§ **Stated goal**:
Pull every line of the entries that has the word "ffffff".

# START OF Records for the task

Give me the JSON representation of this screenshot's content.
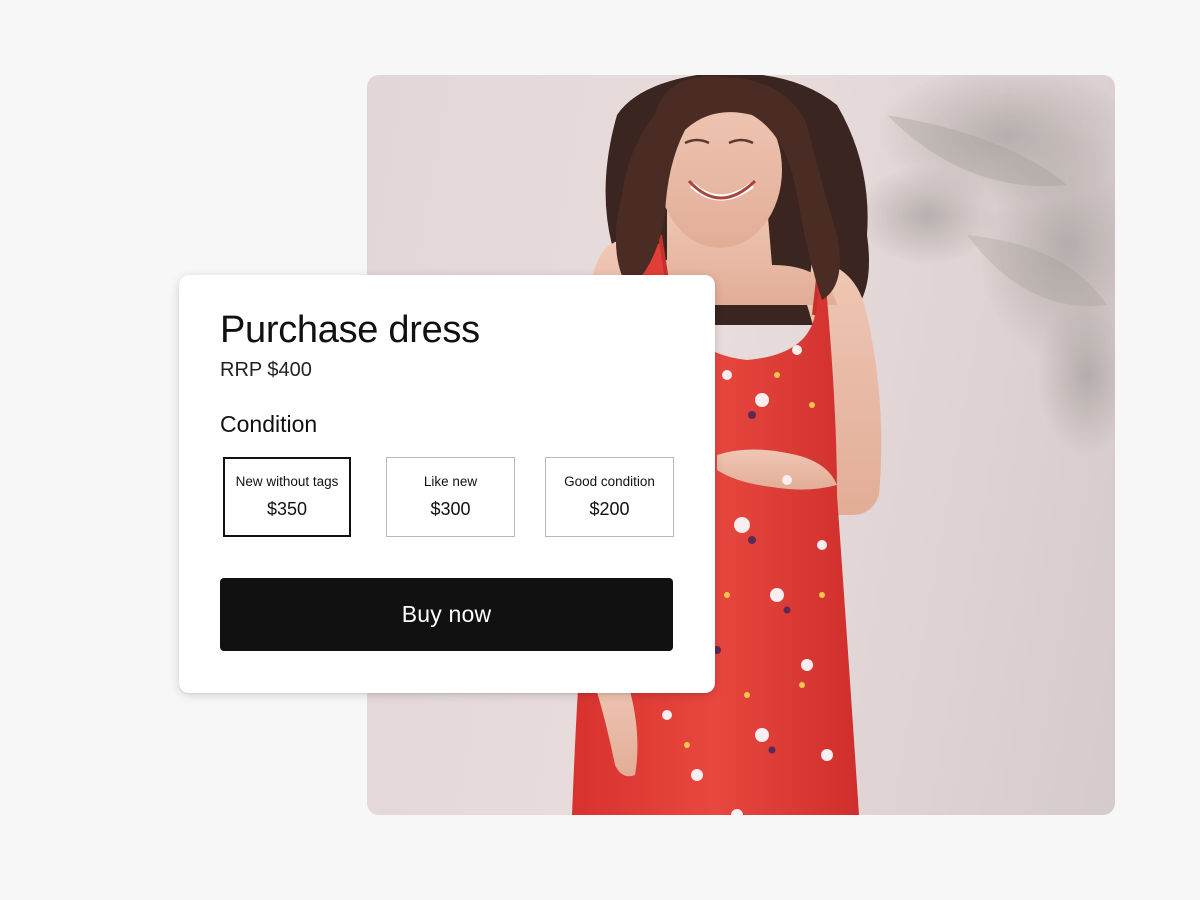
{
  "purchase_card": {
    "title": "Purchase dress",
    "rrp": "RRP $400",
    "condition_heading": "Condition",
    "options": [
      {
        "label": "New without tags",
        "price": "$350",
        "selected": true
      },
      {
        "label": "Like new",
        "price": "$300",
        "selected": false
      },
      {
        "label": "Good condition",
        "price": "$200",
        "selected": false
      }
    ],
    "buy_label": "Buy now"
  },
  "colors": {
    "page_background": "#f7f7f7",
    "card_background": "#ffffff",
    "button_background": "#111111",
    "button_text": "#ffffff",
    "selected_border": "#111111",
    "option_border": "#b9b9b9",
    "dress": "#e0403c",
    "wall": "#e6dada"
  }
}
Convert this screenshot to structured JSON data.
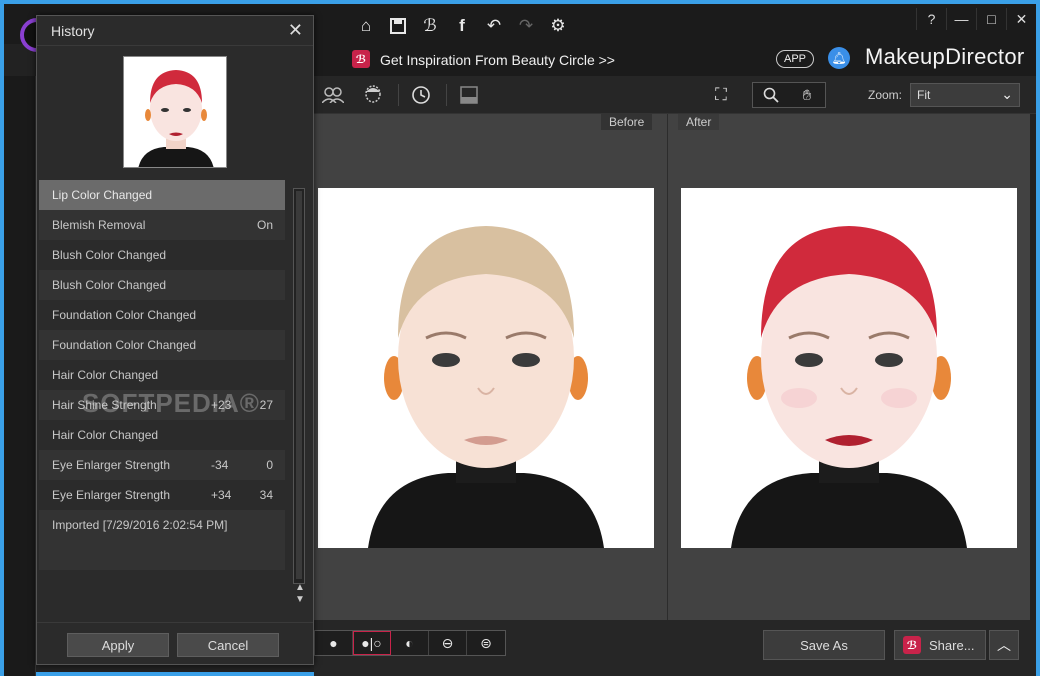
{
  "titlebar": {
    "brand": "MakeupDirector",
    "app_badge": "APP",
    "inspire_text": "Get Inspiration From Beauty Circle >>",
    "beauty_icon_char": "ℬ",
    "icons": [
      "home-icon",
      "save-icon",
      "beauty-circle-icon",
      "facebook-icon",
      "undo-icon",
      "redo-icon",
      "settings-icon"
    ],
    "help": "?",
    "minimize": "—",
    "maximize": "□",
    "close": "✕"
  },
  "toolbar2": {
    "zoom_label": "Zoom:",
    "zoom_value": "Fit"
  },
  "viewer": {
    "before_label": "Before",
    "after_label": "After"
  },
  "bottombar": {
    "save_as": "Save As",
    "share": "Share...",
    "share_icon_char": "ℬ"
  },
  "dialog": {
    "title": "History",
    "apply": "Apply",
    "cancel": "Cancel",
    "items": [
      {
        "label": "Lip Color Changed",
        "v1": "",
        "v2": "",
        "selected": true
      },
      {
        "label": "Blemish Removal",
        "v1": "",
        "v2": "On"
      },
      {
        "label": "Blush Color Changed",
        "v1": "",
        "v2": ""
      },
      {
        "label": "Blush Color Changed",
        "v1": "",
        "v2": ""
      },
      {
        "label": "Foundation Color Changed",
        "v1": "",
        "v2": ""
      },
      {
        "label": "Foundation Color Changed",
        "v1": "",
        "v2": ""
      },
      {
        "label": "Hair Color Changed",
        "v1": "",
        "v2": ""
      },
      {
        "label": "Hair Shine Strength",
        "v1": "+23",
        "v2": "27"
      },
      {
        "label": "Hair Color Changed",
        "v1": "",
        "v2": ""
      },
      {
        "label": "Eye Enlarger Strength",
        "v1": "-34",
        "v2": "0"
      },
      {
        "label": "Eye Enlarger Strength",
        "v1": "+34",
        "v2": "34"
      },
      {
        "label": "Imported [7/29/2016 2:02:54 PM]",
        "v1": "",
        "v2": ""
      }
    ]
  },
  "watermark": "SOFTPEDIA®",
  "colors": {
    "accent_border": "#3aa0e8",
    "brand_pink": "#c8234a",
    "hair_after": "#d02a3c",
    "hair_before": "#d8c0a0"
  }
}
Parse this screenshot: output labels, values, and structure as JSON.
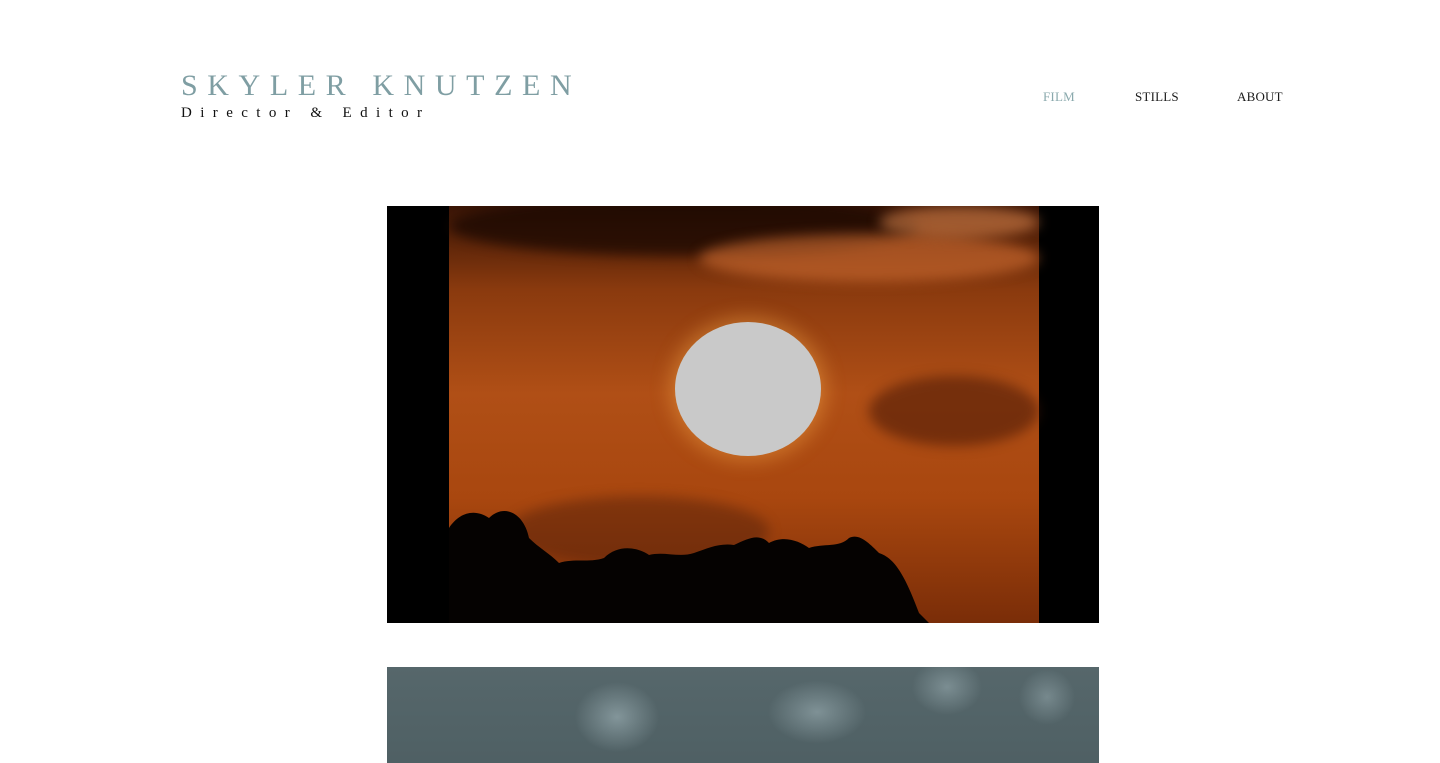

# END OF Records for the task

§ **The solution**:
    "card_background": "#ffffff",
    "button_text": "#ffffff",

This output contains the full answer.